*Rows*
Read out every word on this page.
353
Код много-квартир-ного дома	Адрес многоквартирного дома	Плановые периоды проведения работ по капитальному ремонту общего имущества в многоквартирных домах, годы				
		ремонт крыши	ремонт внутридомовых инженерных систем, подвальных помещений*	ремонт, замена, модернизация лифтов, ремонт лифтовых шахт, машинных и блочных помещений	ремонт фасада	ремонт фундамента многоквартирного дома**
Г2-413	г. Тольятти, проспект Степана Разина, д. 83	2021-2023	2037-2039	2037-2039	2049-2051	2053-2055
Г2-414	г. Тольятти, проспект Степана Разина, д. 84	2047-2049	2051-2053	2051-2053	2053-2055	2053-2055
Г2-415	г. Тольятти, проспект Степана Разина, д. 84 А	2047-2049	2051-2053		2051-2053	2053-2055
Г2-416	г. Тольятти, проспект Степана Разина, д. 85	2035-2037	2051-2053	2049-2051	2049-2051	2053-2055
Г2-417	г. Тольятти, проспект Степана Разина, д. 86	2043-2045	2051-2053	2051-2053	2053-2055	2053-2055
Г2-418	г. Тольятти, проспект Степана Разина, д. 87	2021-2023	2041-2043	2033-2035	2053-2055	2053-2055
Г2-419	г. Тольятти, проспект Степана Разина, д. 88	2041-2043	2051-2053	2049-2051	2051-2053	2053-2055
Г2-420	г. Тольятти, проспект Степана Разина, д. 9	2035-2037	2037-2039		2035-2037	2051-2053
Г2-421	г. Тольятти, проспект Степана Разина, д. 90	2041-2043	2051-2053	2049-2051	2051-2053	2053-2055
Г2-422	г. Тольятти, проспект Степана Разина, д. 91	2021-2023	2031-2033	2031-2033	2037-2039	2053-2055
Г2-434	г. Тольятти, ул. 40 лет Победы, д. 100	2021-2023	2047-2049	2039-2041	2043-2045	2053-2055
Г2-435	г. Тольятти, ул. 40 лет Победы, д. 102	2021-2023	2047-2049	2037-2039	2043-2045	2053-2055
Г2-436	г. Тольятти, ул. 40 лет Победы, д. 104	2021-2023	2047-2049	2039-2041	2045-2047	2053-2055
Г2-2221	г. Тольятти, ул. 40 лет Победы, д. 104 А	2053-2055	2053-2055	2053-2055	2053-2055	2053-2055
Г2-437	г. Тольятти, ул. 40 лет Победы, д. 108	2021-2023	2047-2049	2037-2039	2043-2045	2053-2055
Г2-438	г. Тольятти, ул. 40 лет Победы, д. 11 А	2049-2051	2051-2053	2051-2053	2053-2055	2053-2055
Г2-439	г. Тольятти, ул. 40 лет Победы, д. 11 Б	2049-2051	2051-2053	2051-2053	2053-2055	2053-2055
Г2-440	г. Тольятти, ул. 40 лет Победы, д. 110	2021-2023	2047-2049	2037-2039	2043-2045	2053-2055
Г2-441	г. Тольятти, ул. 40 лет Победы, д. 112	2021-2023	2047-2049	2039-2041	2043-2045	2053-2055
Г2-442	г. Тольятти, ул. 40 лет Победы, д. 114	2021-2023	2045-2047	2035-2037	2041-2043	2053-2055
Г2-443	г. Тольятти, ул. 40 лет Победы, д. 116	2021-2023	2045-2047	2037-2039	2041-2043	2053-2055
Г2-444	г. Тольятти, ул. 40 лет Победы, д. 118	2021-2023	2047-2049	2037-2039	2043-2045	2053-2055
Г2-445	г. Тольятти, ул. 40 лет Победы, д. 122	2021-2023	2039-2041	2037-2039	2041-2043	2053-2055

*Task directions*
Using the material above, print every entry exactly as written.

*In response*
Read out every word on this page.
353
Код много-квартир-ного дома	Адрес многоквартирного дома	Плановые периоды проведения работ по капитальному ремонту общего имущества в многоквартирных домах, годы				
		ремонт крыши	ремонт внутридомовых инженерных систем, подвальных помещений*	ремонт, замена, модернизация лифтов, ремонт лифтовых шахт, машинных и блочных помещений	ремонт фасада	ремонт фундамента многоквартирного дома**
Г2-413	г. Тольятти, проспект Степана Разина, д. 83	2021-2023	2037-2039	2037-2039	2049-2051	2053-2055
Г2-414	г. Тольятти, проспект Степана Разина, д. 84	2047-2049	2051-2053	2051-2053	2053-2055	2053-2055
Г2-415	г. Тольятти, проспект Степана Разина, д. 84 А	2047-2049	2051-2053		2051-2053	2053-2055
Г2-416	г. Тольятти, проспект Степана Разина, д. 85	2035-2037	2051-2053	2049-2051	2049-2051	2053-2055
Г2-417	г. Тольятти, проспект Степана Разина, д. 86	2043-2045	2051-2053	2051-2053	2053-2055	2053-2055
Г2-418	г. Тольятти, проспект Степана Разина, д. 87	2021-2023	2041-2043	2033-2035	2053-2055	2053-2055
Г2-419	г. Тольятти, проспект Степана Разина, д. 88	2041-2043	2051-2053	2049-2051	2051-2053	2053-2055
Г2-420	г. Тольятти, проспект Степана Разина, д. 9	2035-2037	2037-2039		2035-2037	2051-2053
Г2-421	г. Тольятти, проспект Степана Разина, д. 90	2041-2043	2051-2053	2049-2051	2051-2053	2053-2055
Г2-422	г. Тольятти, проспект Степана Разина, д. 91	2021-2023	2031-2033	2031-2033	2037-2039	2053-2055
Г2-434	г. Тольятти, ул. 40 лет Победы, д. 100	2021-2023	2047-2049	2039-2041	2043-2045	2053-2055
Г2-435	г. Тольятти, ул. 40 лет Победы, д. 102	2021-2023	2047-2049	2037-2039	2043-2045	2053-2055
Г2-436	г. Тольятти, ул. 40 лет Победы, д. 104	2021-2023	2047-2049	2039-2041	2045-2047	2053-2055
Г2-2221	г. Тольятти, ул. 40 лет Победы, д. 104 А	2053-2055	2053-2055	2053-2055	2053-2055	2053-2055
Г2-437	г. Тольятти, ул. 40 лет Победы, д. 108	2021-2023	2047-2049	2037-2039	2043-2045	2053-2055
Г2-438	г. Тольятти, ул. 40 лет Победы, д. 11 А	2049-2051	2051-2053	2051-2053	2053-2055	2053-2055
Г2-439	г. Тольятти, ул. 40 лет Победы, д. 11 Б	2049-2051	2051-2053	2051-2053	2053-2055	2053-2055
Г2-440	г. Тольятти, ул. 40 лет Победы, д. 110	2021-2023	2047-2049	2037-2039	2043-2045	2053-2055
Г2-441	г. Тольятти, ул. 40 лет Победы, д. 112	2021-2023	2047-2049	2039-2041	2043-2045	2053-2055
Г2-442	г. Тольятти, ул. 40 лет Победы, д. 114	2021-2023	2045-2047	2035-2037	2041-2043	2053-2055
Г2-443	г. Тольятти, ул. 40 лет Победы, д. 116	2021-2023	2045-2047	2037-2039	2041-2043	2053-2055
Г2-444	г. Тольятти, ул. 40 лет Победы, д. 118	2021-2023	2047-2049	2037-2039	2043-2045	2053-2055
Г2-445	г. Тольятти, ул. 40 лет Победы, д. 122	2021-2023	2039-2041	2037-2039	2041-2043	2053-2055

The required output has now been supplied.